* [Work to be completed]: From the records below, pull each line that has "posts".

[START OF Records for the task]

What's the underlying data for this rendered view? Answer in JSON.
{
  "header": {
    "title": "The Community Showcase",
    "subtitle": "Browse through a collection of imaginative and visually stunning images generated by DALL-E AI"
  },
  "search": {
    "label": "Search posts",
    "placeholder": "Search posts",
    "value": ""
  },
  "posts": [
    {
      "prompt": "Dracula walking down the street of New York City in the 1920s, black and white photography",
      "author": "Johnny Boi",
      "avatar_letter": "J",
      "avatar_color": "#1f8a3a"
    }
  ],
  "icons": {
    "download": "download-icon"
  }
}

[END OF Records for the task]

* [Result for this exercise]:
    "label": "Search posts",
    "placeholder": "Search posts",
  "posts": [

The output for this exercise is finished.